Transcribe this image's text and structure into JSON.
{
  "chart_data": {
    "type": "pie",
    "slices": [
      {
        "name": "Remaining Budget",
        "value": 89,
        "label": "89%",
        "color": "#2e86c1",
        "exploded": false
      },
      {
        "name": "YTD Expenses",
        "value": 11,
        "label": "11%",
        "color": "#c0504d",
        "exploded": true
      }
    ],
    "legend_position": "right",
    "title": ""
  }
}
::::
From the records above, pull out every line containing the word "name".

Answer >>
        "name": "Remaining Budget",
        "name": "YTD Expenses",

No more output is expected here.